**WHAT IS BEING ASKED**
Look for the word "skill" in each line and report the count of matching lines, with nothing added.

[Raw records]
▼

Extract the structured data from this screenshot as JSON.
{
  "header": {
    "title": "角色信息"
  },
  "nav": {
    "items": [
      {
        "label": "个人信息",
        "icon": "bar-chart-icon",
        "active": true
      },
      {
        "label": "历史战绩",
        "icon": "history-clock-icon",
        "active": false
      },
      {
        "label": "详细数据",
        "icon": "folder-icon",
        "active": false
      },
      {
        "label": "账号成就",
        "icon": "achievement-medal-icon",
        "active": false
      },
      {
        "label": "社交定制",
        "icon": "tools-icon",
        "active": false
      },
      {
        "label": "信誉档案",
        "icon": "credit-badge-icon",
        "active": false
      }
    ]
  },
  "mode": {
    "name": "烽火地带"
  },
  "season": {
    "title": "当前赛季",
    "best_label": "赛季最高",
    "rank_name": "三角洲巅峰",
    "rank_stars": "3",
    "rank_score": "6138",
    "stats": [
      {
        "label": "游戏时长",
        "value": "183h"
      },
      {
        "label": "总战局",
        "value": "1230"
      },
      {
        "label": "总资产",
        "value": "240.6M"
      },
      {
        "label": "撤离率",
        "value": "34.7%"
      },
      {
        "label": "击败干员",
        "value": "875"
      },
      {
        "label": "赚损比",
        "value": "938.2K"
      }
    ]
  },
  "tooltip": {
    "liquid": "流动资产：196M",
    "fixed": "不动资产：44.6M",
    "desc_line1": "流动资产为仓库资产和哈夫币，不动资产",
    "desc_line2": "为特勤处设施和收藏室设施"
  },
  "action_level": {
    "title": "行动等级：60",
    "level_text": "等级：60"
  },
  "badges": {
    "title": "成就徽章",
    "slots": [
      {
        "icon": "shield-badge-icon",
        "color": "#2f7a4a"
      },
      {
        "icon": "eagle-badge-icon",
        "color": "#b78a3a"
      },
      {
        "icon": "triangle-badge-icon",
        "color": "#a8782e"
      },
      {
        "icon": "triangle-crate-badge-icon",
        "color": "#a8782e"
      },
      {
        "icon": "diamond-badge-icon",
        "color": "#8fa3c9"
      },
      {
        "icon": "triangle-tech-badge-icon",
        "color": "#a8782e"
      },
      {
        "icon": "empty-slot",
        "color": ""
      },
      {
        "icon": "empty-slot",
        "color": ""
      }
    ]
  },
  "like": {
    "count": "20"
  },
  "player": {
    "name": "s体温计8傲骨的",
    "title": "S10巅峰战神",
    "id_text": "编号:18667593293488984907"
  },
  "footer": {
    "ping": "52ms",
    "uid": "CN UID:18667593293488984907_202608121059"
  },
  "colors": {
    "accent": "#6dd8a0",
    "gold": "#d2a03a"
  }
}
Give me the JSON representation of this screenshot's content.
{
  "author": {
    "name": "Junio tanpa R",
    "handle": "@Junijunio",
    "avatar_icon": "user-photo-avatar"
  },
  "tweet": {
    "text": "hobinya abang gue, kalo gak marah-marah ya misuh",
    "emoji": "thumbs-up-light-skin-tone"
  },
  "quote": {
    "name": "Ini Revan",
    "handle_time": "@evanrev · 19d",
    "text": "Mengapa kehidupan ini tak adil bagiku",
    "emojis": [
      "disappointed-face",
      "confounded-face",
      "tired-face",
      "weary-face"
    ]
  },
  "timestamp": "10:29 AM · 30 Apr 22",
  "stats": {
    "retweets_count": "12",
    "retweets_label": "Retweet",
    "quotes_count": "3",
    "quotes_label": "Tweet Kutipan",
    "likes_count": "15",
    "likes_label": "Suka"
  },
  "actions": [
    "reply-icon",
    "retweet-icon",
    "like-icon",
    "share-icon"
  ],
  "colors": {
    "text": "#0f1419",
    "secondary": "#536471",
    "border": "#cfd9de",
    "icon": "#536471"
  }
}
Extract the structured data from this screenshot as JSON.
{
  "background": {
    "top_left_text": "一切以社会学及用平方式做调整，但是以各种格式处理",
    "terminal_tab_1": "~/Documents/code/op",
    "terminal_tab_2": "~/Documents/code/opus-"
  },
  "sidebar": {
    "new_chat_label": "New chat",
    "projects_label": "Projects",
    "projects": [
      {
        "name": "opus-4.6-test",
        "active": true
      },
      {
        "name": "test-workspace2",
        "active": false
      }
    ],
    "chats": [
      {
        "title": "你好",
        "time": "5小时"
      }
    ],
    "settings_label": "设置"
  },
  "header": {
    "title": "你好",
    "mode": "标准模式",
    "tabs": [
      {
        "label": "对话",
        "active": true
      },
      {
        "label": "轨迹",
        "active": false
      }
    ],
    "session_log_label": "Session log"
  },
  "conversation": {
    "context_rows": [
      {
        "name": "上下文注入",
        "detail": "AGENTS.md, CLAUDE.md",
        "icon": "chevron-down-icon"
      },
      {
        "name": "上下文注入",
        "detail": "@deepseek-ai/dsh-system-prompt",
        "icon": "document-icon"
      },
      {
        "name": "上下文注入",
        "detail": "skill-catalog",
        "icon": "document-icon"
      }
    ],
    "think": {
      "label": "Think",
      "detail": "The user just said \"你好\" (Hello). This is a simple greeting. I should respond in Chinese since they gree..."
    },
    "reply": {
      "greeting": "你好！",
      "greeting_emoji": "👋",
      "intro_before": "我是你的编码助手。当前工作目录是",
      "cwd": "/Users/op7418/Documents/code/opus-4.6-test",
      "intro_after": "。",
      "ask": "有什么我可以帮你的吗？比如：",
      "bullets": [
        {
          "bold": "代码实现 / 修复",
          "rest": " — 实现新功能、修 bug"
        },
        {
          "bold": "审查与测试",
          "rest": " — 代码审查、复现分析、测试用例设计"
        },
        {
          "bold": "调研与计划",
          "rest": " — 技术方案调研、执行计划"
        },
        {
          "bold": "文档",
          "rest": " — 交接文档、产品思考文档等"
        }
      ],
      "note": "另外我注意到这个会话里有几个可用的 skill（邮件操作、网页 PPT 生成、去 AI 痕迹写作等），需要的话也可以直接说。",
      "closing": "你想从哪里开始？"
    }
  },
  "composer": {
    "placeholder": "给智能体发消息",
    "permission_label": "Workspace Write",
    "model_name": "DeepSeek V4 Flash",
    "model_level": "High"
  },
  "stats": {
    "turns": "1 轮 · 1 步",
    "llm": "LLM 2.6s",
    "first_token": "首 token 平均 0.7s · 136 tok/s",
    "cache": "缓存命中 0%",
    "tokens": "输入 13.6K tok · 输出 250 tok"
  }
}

▲

**CORRECT RESULT**
2